━━━ Task material ━━━
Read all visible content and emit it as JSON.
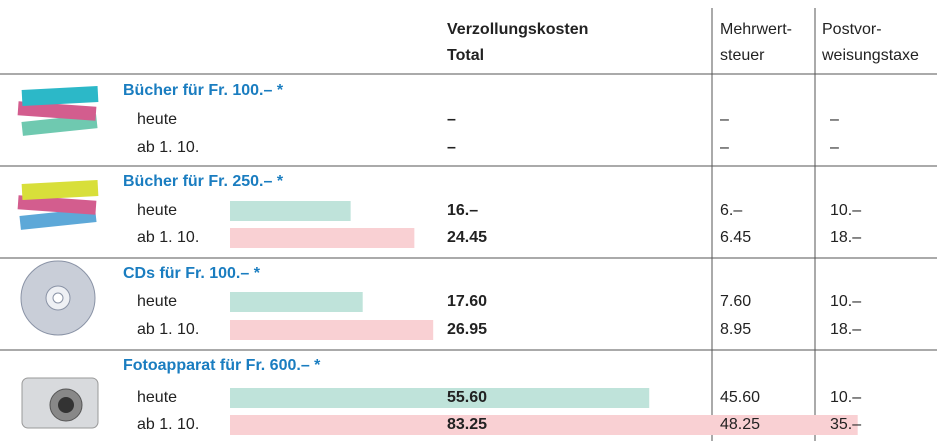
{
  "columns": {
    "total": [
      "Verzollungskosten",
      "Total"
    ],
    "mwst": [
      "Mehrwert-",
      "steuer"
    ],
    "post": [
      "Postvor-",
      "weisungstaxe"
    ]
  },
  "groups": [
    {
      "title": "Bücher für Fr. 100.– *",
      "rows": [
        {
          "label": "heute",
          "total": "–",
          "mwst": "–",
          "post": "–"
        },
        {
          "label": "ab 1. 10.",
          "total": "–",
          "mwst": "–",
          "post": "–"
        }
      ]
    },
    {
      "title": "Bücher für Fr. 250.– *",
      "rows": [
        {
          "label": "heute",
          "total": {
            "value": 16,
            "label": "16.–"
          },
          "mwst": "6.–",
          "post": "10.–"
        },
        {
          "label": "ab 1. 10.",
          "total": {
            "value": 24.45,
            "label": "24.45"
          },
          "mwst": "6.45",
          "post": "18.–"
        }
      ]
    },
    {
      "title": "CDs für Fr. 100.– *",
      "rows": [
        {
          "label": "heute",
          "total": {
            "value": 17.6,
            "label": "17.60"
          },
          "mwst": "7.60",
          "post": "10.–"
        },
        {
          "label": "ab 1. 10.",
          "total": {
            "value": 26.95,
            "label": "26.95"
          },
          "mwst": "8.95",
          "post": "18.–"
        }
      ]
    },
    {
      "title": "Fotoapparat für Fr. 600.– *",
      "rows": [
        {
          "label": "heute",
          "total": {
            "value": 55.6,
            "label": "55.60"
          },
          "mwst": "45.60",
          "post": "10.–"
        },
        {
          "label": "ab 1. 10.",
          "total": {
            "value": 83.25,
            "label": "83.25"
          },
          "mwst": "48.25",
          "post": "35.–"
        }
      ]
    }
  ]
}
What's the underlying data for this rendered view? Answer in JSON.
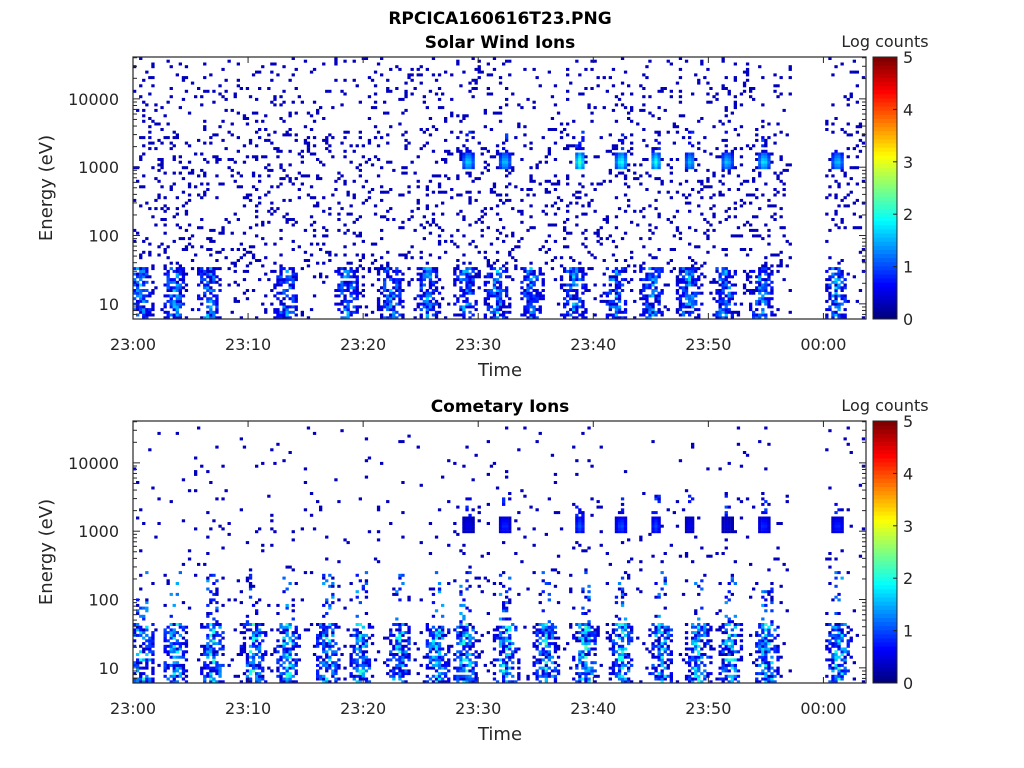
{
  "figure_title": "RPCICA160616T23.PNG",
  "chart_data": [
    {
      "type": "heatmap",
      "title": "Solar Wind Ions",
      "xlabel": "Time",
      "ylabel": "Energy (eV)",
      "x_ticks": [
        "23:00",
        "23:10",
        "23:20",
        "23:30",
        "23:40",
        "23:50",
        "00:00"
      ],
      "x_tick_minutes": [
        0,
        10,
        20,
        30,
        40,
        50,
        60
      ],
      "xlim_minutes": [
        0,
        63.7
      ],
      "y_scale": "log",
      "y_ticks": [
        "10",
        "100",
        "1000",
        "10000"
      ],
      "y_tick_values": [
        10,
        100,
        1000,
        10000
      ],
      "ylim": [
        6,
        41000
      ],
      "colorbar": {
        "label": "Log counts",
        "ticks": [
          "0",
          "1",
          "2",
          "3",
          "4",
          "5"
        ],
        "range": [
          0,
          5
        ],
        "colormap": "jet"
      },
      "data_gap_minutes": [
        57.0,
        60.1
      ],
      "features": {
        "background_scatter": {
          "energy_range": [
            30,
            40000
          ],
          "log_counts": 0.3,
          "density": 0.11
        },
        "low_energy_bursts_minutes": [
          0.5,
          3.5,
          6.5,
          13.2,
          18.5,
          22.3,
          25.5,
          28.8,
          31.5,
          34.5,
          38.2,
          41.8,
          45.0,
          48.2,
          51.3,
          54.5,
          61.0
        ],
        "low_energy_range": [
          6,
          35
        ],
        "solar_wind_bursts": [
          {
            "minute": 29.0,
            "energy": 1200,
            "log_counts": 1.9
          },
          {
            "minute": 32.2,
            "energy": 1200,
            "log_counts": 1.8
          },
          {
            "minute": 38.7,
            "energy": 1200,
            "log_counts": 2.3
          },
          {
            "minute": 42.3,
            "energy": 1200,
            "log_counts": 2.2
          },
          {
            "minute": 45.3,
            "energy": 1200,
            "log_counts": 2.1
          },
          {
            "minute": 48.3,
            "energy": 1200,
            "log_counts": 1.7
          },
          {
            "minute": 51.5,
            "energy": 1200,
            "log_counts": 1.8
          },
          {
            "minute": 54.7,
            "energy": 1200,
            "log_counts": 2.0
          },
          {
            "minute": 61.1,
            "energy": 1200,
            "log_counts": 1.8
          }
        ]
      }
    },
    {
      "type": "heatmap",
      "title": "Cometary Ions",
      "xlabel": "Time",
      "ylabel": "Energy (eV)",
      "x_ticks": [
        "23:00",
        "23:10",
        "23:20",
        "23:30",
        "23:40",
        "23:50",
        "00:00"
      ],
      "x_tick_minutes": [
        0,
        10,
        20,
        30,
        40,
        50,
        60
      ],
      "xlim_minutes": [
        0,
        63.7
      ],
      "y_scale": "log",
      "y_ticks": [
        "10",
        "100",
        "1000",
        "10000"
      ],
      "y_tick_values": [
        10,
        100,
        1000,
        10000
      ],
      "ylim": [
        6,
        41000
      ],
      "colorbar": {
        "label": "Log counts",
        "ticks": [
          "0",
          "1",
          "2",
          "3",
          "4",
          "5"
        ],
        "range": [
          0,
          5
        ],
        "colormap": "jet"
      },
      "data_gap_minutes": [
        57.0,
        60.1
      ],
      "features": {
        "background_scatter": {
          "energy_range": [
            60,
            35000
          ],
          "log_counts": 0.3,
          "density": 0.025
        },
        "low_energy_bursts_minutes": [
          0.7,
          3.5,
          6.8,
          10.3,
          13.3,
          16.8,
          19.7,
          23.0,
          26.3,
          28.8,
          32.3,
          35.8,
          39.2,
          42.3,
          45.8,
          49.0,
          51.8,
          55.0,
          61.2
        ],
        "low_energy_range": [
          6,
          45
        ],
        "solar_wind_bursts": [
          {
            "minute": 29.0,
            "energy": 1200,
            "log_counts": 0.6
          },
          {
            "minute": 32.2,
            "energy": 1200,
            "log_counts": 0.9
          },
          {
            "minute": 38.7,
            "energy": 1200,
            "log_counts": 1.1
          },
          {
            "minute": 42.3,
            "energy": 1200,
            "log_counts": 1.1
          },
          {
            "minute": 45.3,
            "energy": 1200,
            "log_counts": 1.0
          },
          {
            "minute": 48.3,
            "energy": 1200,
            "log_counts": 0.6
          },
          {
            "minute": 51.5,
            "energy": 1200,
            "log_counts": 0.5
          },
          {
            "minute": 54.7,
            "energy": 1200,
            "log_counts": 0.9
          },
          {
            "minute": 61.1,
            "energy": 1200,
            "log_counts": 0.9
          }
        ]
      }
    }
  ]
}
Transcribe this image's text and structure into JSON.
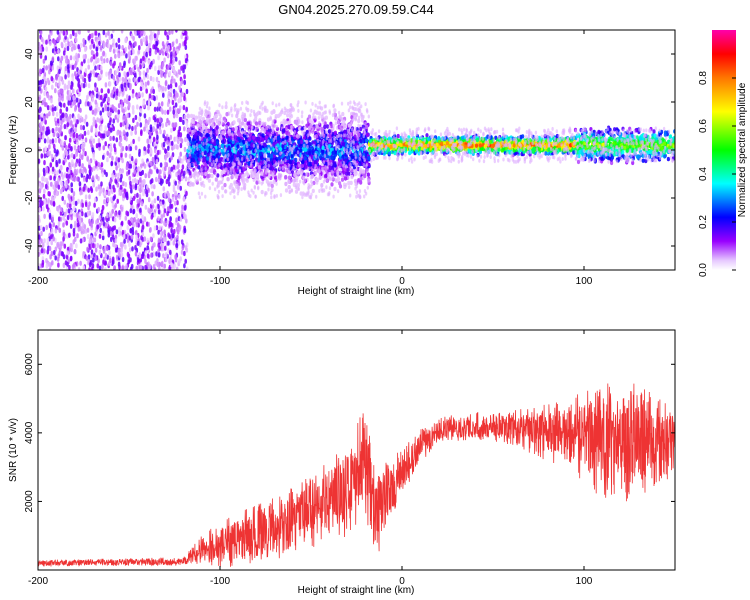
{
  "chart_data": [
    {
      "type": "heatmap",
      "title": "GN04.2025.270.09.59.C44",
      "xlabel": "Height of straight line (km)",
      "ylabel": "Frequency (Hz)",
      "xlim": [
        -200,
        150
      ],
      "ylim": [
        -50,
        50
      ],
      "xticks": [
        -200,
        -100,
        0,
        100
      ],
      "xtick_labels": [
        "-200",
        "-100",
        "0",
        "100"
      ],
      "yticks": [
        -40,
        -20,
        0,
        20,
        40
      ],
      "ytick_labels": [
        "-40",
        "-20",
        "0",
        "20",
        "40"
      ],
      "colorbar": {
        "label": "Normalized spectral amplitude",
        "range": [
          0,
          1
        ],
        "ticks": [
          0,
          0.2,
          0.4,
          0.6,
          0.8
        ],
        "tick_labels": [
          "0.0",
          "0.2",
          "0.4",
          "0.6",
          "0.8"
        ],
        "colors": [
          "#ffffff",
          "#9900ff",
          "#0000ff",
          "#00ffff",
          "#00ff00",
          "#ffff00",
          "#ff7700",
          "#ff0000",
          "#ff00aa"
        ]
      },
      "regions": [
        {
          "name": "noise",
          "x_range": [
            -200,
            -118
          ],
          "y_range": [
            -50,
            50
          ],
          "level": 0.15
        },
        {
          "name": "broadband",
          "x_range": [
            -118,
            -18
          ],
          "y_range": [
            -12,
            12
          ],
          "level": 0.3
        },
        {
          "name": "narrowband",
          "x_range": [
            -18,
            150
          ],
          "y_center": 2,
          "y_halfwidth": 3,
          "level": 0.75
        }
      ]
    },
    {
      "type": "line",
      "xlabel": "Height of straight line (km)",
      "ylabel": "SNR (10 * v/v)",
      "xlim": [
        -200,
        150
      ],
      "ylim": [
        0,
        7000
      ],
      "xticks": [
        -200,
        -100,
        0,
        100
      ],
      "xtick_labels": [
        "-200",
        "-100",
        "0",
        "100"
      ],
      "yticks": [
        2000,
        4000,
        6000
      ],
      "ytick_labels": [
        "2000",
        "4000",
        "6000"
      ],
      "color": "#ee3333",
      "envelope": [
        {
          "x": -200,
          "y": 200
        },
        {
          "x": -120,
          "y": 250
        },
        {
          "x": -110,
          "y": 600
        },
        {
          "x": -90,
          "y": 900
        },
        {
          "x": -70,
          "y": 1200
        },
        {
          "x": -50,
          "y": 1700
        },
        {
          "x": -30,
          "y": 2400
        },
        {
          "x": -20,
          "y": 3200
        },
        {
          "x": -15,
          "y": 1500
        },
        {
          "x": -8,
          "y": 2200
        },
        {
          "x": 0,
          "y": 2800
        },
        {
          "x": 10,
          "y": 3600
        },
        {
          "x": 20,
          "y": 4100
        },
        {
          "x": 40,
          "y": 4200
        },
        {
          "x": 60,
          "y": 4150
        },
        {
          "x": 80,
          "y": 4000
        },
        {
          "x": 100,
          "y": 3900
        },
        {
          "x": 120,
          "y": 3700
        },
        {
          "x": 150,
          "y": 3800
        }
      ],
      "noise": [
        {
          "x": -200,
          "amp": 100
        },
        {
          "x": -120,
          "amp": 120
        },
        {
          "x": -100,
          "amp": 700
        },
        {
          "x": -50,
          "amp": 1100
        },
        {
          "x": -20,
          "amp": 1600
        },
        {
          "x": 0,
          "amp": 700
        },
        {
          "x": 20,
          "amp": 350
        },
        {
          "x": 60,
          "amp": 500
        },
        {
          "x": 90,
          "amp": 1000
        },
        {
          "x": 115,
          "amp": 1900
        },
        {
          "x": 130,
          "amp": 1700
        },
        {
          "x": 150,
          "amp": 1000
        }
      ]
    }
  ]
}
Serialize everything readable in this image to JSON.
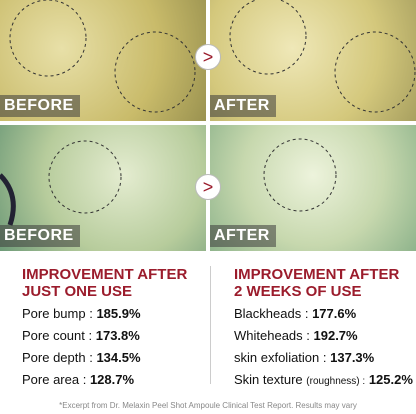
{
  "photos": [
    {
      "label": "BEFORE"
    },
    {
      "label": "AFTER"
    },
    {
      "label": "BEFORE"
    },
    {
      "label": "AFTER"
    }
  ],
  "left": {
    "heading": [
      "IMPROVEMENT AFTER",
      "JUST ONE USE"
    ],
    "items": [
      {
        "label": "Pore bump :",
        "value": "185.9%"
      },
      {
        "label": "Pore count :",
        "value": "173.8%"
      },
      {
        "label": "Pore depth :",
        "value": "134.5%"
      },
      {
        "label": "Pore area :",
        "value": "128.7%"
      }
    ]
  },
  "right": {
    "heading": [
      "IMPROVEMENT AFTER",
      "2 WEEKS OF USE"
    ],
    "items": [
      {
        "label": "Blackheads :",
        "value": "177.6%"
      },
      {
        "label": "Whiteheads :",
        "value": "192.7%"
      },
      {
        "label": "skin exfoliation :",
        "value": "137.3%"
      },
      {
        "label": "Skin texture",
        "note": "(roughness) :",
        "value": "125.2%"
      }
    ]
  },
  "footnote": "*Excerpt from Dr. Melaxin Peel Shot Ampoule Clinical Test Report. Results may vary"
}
━━━
Stated exercise: Reproduce, word for word, every line from the one that contains "Serialize everything readable" to the end of the data, including both ends; omit all pictures.

Output of the task:
Serialize everything readable in this image to JSON.
{
  "photos": [
    {
      "label": "BEFORE"
    },
    {
      "label": "AFTER"
    },
    {
      "label": "BEFORE"
    },
    {
      "label": "AFTER"
    }
  ],
  "left": {
    "heading": [
      "IMPROVEMENT AFTER",
      "JUST ONE USE"
    ],
    "items": [
      {
        "label": "Pore bump :",
        "value": "185.9%"
      },
      {
        "label": "Pore count :",
        "value": "173.8%"
      },
      {
        "label": "Pore depth :",
        "value": "134.5%"
      },
      {
        "label": "Pore area :",
        "value": "128.7%"
      }
    ]
  },
  "right": {
    "heading": [
      "IMPROVEMENT AFTER",
      "2 WEEKS OF USE"
    ],
    "items": [
      {
        "label": "Blackheads :",
        "value": "177.6%"
      },
      {
        "label": "Whiteheads :",
        "value": "192.7%"
      },
      {
        "label": "skin exfoliation :",
        "value": "137.3%"
      },
      {
        "label": "Skin texture",
        "note": "(roughness) :",
        "value": "125.2%"
      }
    ]
  },
  "footnote": "*Excerpt from Dr. Melaxin Peel Shot Ampoule Clinical Test Report. Results may vary"
}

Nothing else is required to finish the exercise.